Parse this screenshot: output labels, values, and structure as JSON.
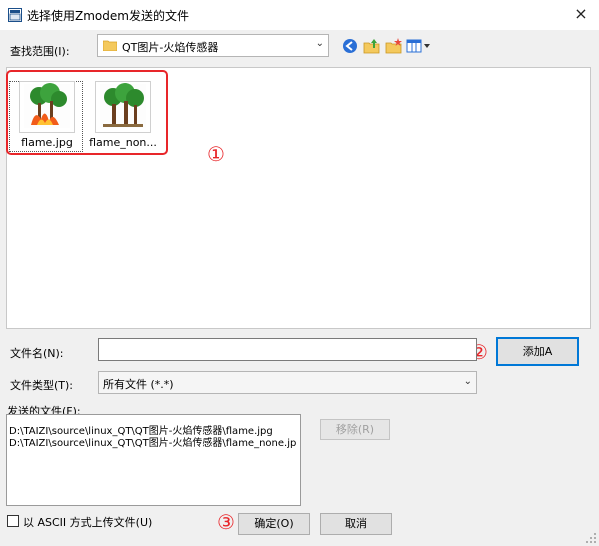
{
  "window": {
    "title": "选择使用Zmodem发送的文件",
    "close_glyph": "×"
  },
  "lookin": {
    "label": "查找范围(I):",
    "value": "QT图片-火焰传感器",
    "toolbar_icons": [
      "back-icon",
      "up-folder-icon",
      "new-folder-icon",
      "view-menu-icon"
    ]
  },
  "files": [
    {
      "name": "flame.jpg",
      "selected": true
    },
    {
      "name": "flame_non..."
    }
  ],
  "annotations": {
    "mark1": "①",
    "mark2": "②",
    "mark3": "③",
    "color": "#e8262a"
  },
  "filename": {
    "label": "文件名(N):",
    "value": ""
  },
  "add_button": "添加A",
  "filetype": {
    "label": "文件类型(T):",
    "value": "所有文件 (*.*)"
  },
  "sent": {
    "label": "发送的文件(F):",
    "items": [
      "D:\\TAIZI\\source\\linux_QT\\QT图片-火焰传感器\\flame.jpg",
      "D:\\TAIZI\\source\\linux_QT\\QT图片-火焰传感器\\flame_none.jp"
    ]
  },
  "remove_button": "移除(R)",
  "ascii_checkbox": {
    "label": "以 ASCII 方式上传文件(U)",
    "checked": false
  },
  "ok_button": "确定(O)",
  "cancel_button": "取消"
}
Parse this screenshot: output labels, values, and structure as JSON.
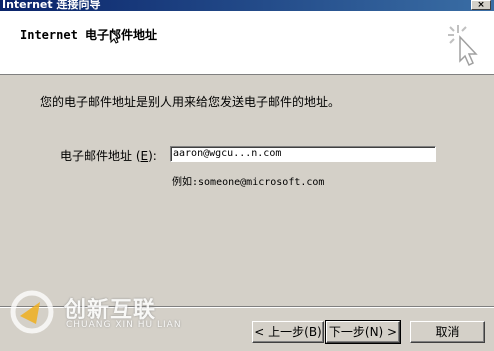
{
  "window": {
    "title": "Internet 连接向导",
    "close_glyph": "×"
  },
  "header": {
    "heading": "Internet 电子邮件地址"
  },
  "body": {
    "intro": "您的电子邮件地址是别人用来给您发送电子邮件的地址。",
    "email_label_prefix": "电子邮件地址 (",
    "email_label_key": "E",
    "email_label_suffix": "):",
    "email_value": "aaron@wgcu...n.com",
    "example": "例如:someone@microsoft.com"
  },
  "buttons": {
    "back": "< 上一步(B)",
    "next": "下一步(N) >",
    "cancel": "取消"
  },
  "watermark": {
    "brand": "创新互联",
    "sub": "CHUANG XIN HU LIAN"
  }
}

= = = = = = =

#### YOUR GOAL
Above are the records; copy every line in them that holds the word "title".

#### SOLUTION
    "title": "选择使用Zmodem发送的文件",
    "title": "Internet 连接向导",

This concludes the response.